=== Dataset entries ===
---

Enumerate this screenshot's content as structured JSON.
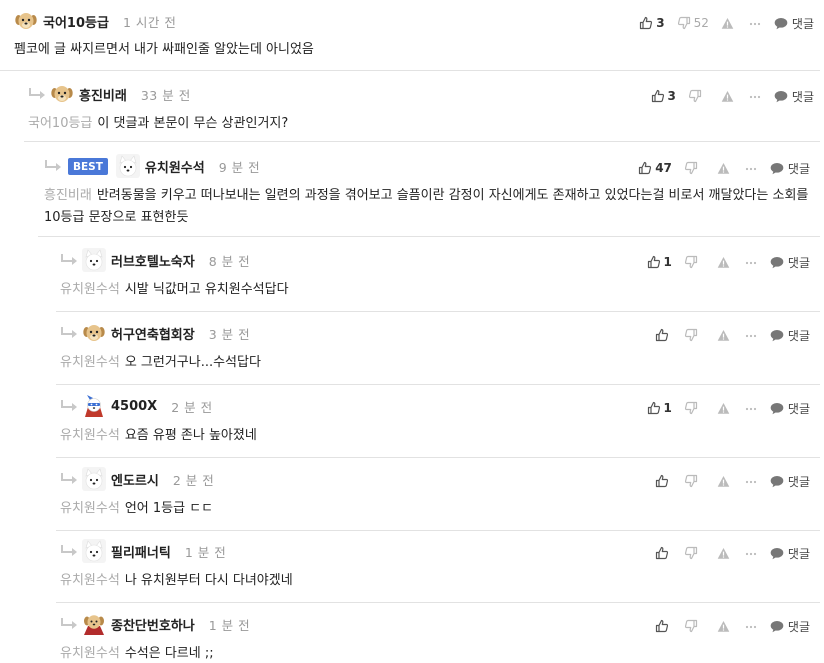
{
  "comments": [
    {
      "nick": "국어10등급",
      "time": "1 시간 전",
      "mention": "",
      "text": "펨코에 글 싸지르면서 내가 싸패인줄 알았는데 아니었음",
      "up": "3",
      "down": "52",
      "reply": "댓글",
      "avatar": "puppy",
      "best": false
    },
    {
      "nick": "흥진비래",
      "time": "33 분 전",
      "mention": "국어10등급",
      "text": "이 댓글과 본문이 무슨 상관인거지?",
      "up": "3",
      "down": "",
      "reply": "댓글",
      "avatar": "puppy",
      "best": false
    },
    {
      "nick": "유치원수석",
      "time": "9 분 전",
      "mention": "흥진비래",
      "text": "반려동물을 키우고 떠나보내는 일련의 과정을 겪어보고 슬픔이란 감정이 자신에게도 존재하고 있었다는걸 비로서 깨달았다는 소회를 10등급 문장으로 표현한듯",
      "up": "47",
      "down": "",
      "reply": "댓글",
      "avatar": "white",
      "best": true,
      "best_label": "BEST"
    },
    {
      "nick": "러브호텔노숙자",
      "time": "8 분 전",
      "mention": "유치원수석",
      "text": "시발 닉값머고 유치원수석답다",
      "up": "1",
      "down": "",
      "reply": "댓글",
      "avatar": "white",
      "best": false
    },
    {
      "nick": "허구연축협회장",
      "time": "3 분 전",
      "mention": "유치원수석",
      "text": "오 그런거구나...수석답다",
      "up": "",
      "down": "",
      "reply": "댓글",
      "avatar": "puppy",
      "best": false
    },
    {
      "nick": "4500X",
      "time": "2 분 전",
      "mention": "유치원수석",
      "text": "요즘 유평 존나 높아졌네",
      "up": "1",
      "down": "",
      "reply": "댓글",
      "avatar": "hero",
      "best": false
    },
    {
      "nick": "엔도르시",
      "time": "2 분 전",
      "mention": "유치원수석",
      "text": "언어 1등급 ㄷㄷ",
      "up": "",
      "down": "",
      "reply": "댓글",
      "avatar": "white",
      "best": false
    },
    {
      "nick": "필리패너틱",
      "time": "1 분 전",
      "mention": "유치원수석",
      "text": "나 유치원부터 다시 다녀야겠네",
      "up": "",
      "down": "",
      "reply": "댓글",
      "avatar": "white",
      "best": false
    },
    {
      "nick": "종찬단번호하나",
      "time": "1 분 전",
      "mention": "유치원수석",
      "text": "수석은 다르네 ;;",
      "up": "",
      "down": "",
      "reply": "댓글",
      "avatar": "red",
      "best": false
    }
  ],
  "colors": {
    "best": "#4a78d8",
    "mention": "#aaaaaa",
    "time": "#999999",
    "divider": "#e2e2e2"
  },
  "icons": {
    "reply_arrow": "reply-arrow-icon",
    "up": "thumbs-up-icon",
    "down": "thumbs-down-icon",
    "report": "warning-icon",
    "more": "more-icon",
    "reply": "speech-bubble-icon"
  }
}
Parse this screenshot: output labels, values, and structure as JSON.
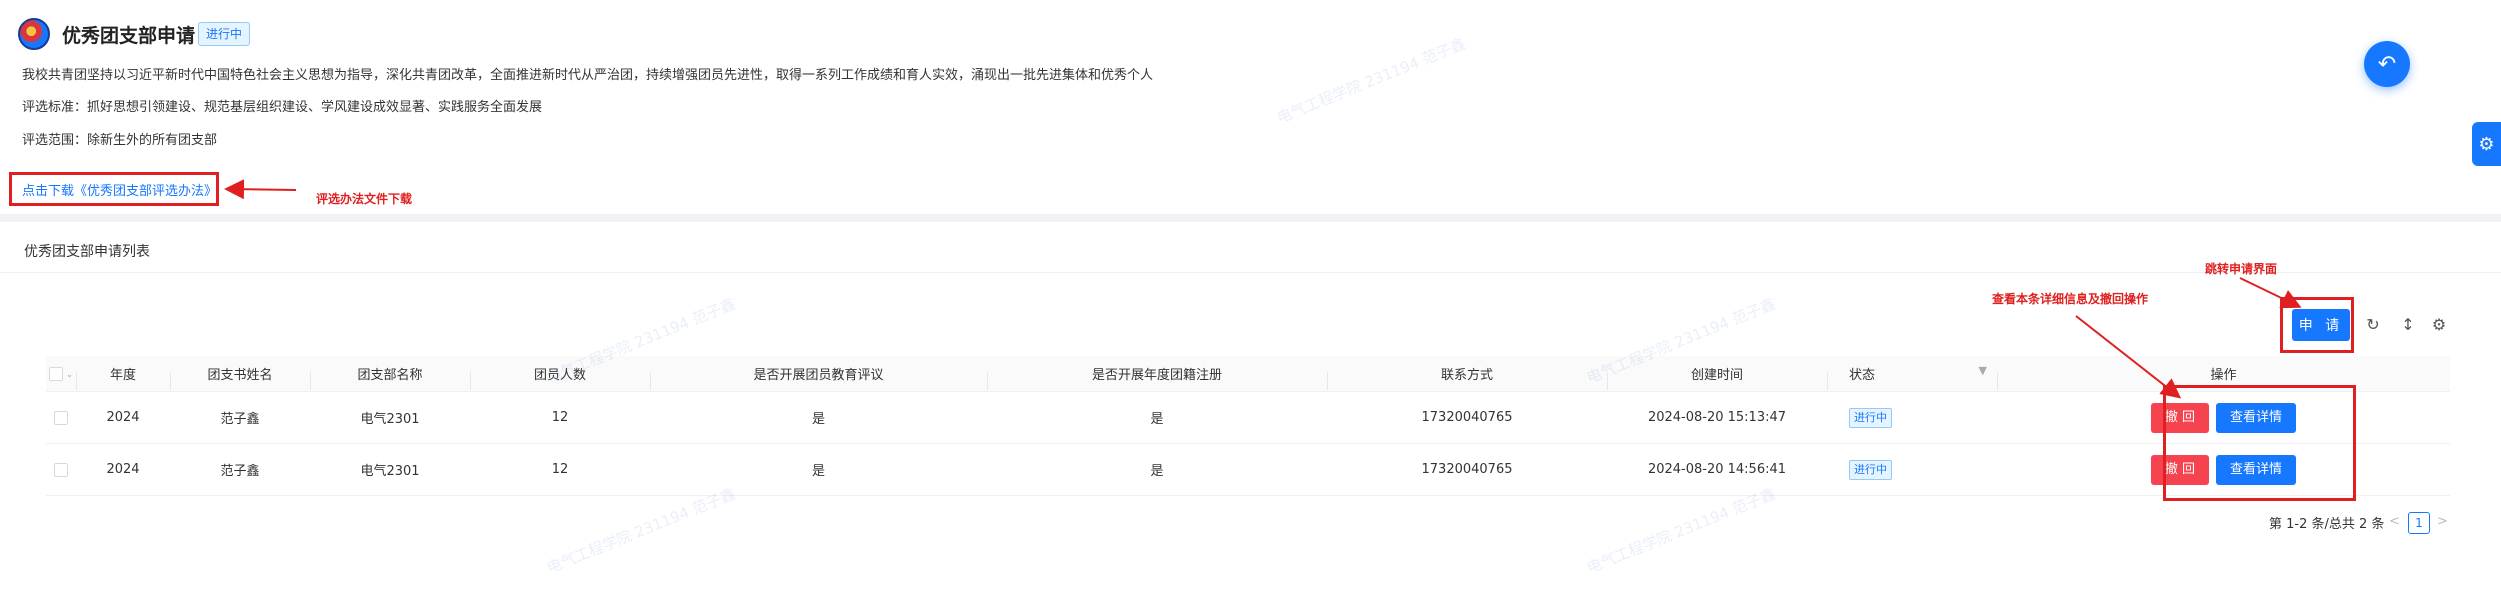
{
  "header": {
    "title": "优秀团支部申请",
    "status": "进行中",
    "description": "我校共青团坚持以习近平新时代中国特色社会主义思想为指导，深化共青团改革，全面推进新时代从严治团，持续增强团员先进性，取得一系列工作成绩和育人实效，涌现出一批先进集体和优秀个人",
    "criteria": "评选标准：抓好思想引领建设、规范基层组织建设、学风建设成效显著、实践服务全面发展",
    "scope": "评选范围：除新生外的所有团支部",
    "download_link": "点击下载《优秀团支部评选办法》"
  },
  "annotations": {
    "download_note": "评选办法文件下载",
    "apply_note": "跳转申请界面",
    "ops_note": "查看本条详细信息及撤回操作"
  },
  "list": {
    "title": "优秀团支部申请列表",
    "apply_button": "申 请",
    "columns": [
      "年度",
      "团支书姓名",
      "团支部名称",
      "团员人数",
      "是否开展团员教育评议",
      "是否开展年度团籍注册",
      "联系方式",
      "创建时间",
      "状态",
      "操作"
    ],
    "rows": [
      {
        "year": "2024",
        "secretary": "范子鑫",
        "branch": "电气2301",
        "members": "12",
        "education_review": "是",
        "annual_registration": "是",
        "phone": "17320040765",
        "created": "2024-08-20 15:13:47",
        "status": "进行中",
        "withdraw": "撤 回",
        "details": "查看详情"
      },
      {
        "year": "2024",
        "secretary": "范子鑫",
        "branch": "电气2301",
        "members": "12",
        "education_review": "是",
        "annual_registration": "是",
        "phone": "17320040765",
        "created": "2024-08-20 14:56:41",
        "status": "进行中",
        "withdraw": "撤 回",
        "details": "查看详情"
      }
    ],
    "pagination": {
      "total_text": "第 1-2 条/总共 2 条",
      "current_page": "1",
      "prev": "<",
      "next": ">"
    }
  },
  "watermark": "电气工程学院 231194 范子鑫",
  "icons": {
    "back": "return-icon",
    "settings_tab": "gear-icon",
    "reload": "reload-icon",
    "density": "column-height-icon",
    "settings": "setting-icon"
  },
  "colors": {
    "primary": "#1677ff",
    "danger": "#f5434f",
    "annotation": "#e02020"
  }
}
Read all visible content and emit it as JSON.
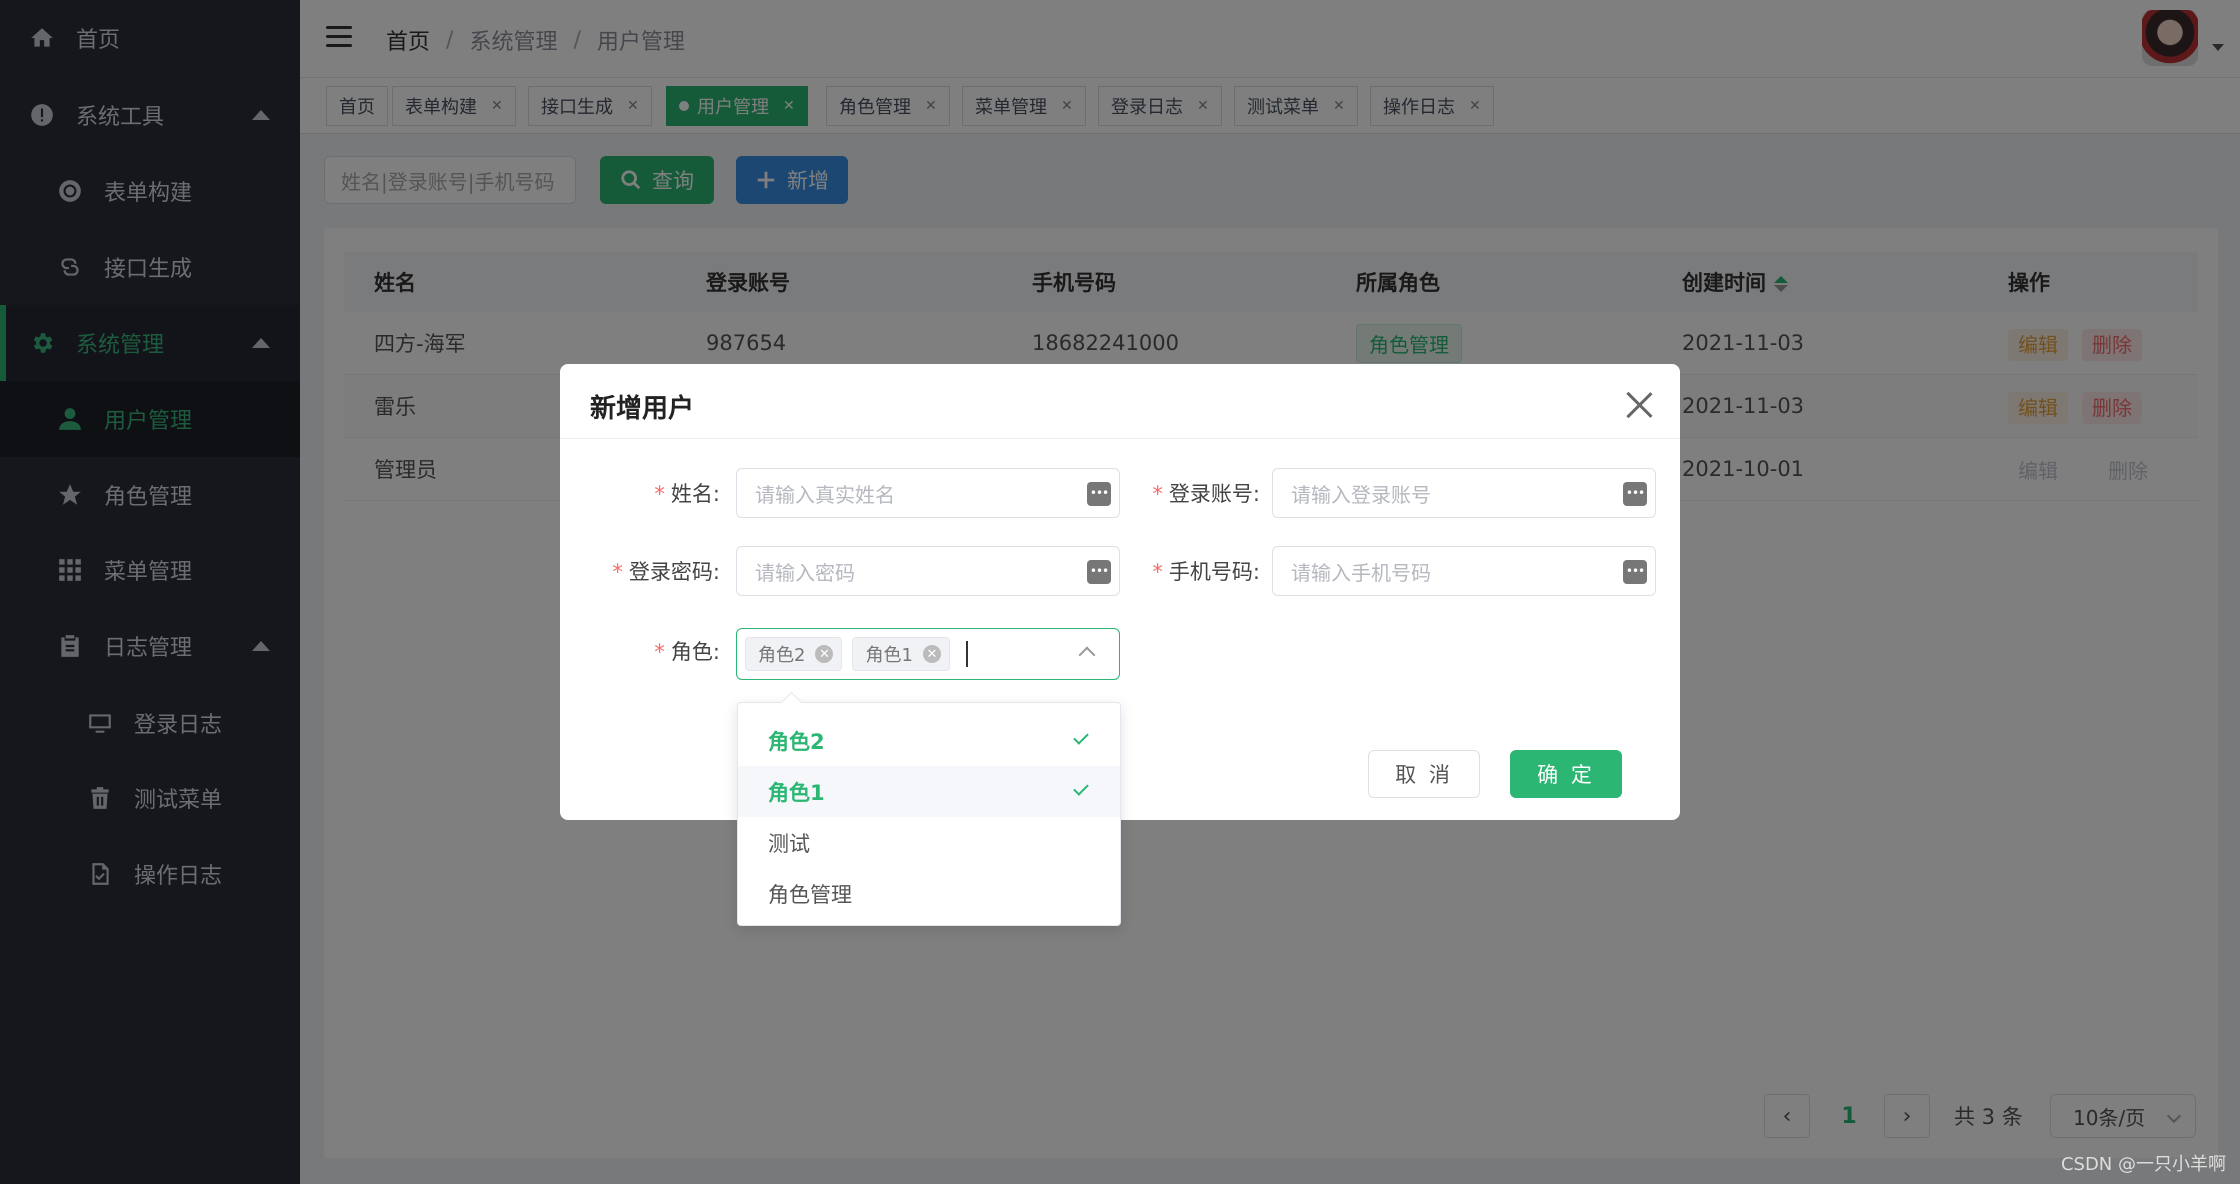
{
  "sidebar": {
    "items": [
      {
        "label": "首页",
        "icon": "home-icon"
      },
      {
        "label": "系统工具",
        "icon": "alert-circle-icon"
      },
      {
        "label": "表单构建",
        "icon": "lifebuoy-icon"
      },
      {
        "label": "接口生成",
        "icon": "link-icon"
      },
      {
        "label": "系统管理",
        "icon": "gear-icon"
      },
      {
        "label": "用户管理",
        "icon": "user-icon"
      },
      {
        "label": "角色管理",
        "icon": "star-icon"
      },
      {
        "label": "菜单管理",
        "icon": "grid-icon"
      },
      {
        "label": "日志管理",
        "icon": "clipboard-icon"
      },
      {
        "label": "登录日志",
        "icon": "monitor-icon"
      },
      {
        "label": "测试菜单",
        "icon": "trash-icon"
      },
      {
        "label": "操作日志",
        "icon": "document-icon"
      }
    ]
  },
  "header": {
    "breadcrumb": [
      "首页",
      "系统管理",
      "用户管理"
    ]
  },
  "tags": [
    "首页",
    "表单构建",
    "接口生成",
    "用户管理",
    "角色管理",
    "菜单管理",
    "登录日志",
    "测试菜单",
    "操作日志"
  ],
  "toolbar": {
    "search_placeholder": "姓名|登录账号|手机号码",
    "query_label": "查询",
    "add_label": "新增"
  },
  "table": {
    "headers": [
      "姓名",
      "登录账号",
      "手机号码",
      "所属角色",
      "创建时间",
      "操作"
    ],
    "rows": [
      {
        "name": "四方-海军",
        "account": "987654",
        "phone": "18682241000",
        "role": "角色管理",
        "created": "2021-11-03"
      },
      {
        "name": "雷乐",
        "account": "",
        "phone": "",
        "role": "",
        "created": "2021-11-03"
      },
      {
        "name": "管理员",
        "account": "",
        "phone": "",
        "role": "",
        "created": "2021-10-01"
      }
    ],
    "edit_label": "编辑",
    "delete_label": "删除"
  },
  "pagination": {
    "current": "1",
    "total_text": "共 3 条",
    "page_size": "10条/页"
  },
  "dialog": {
    "title": "新增用户",
    "fields": {
      "name_label": "姓名:",
      "name_placeholder": "请输入真实姓名",
      "account_label": "登录账号:",
      "account_placeholder": "请输入登录账号",
      "password_label": "登录密码:",
      "password_placeholder": "请输入密码",
      "phone_label": "手机号码:",
      "phone_placeholder": "请输入手机号码",
      "role_label": "角色:",
      "role_chips": [
        "角色2",
        "角色1"
      ]
    },
    "cancel_label": "取 消",
    "ok_label": "确 定"
  },
  "dropdown": {
    "options": [
      "角色2",
      "角色1",
      "测试",
      "角色管理"
    ]
  },
  "watermark": "CSDN @一只小羊啊",
  "colors": {
    "accent": "#2bb673",
    "sidebar_bg": "#2b2f3a",
    "add_button": "#3a8ee6"
  }
}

---

=== Exercise description ===
List each line of the entries that holds the string "title".

=== Finished exercise ===
    "title": "优秀团支部申请",
    "title": "优秀团支部申请列表",
    "title": "新增用户",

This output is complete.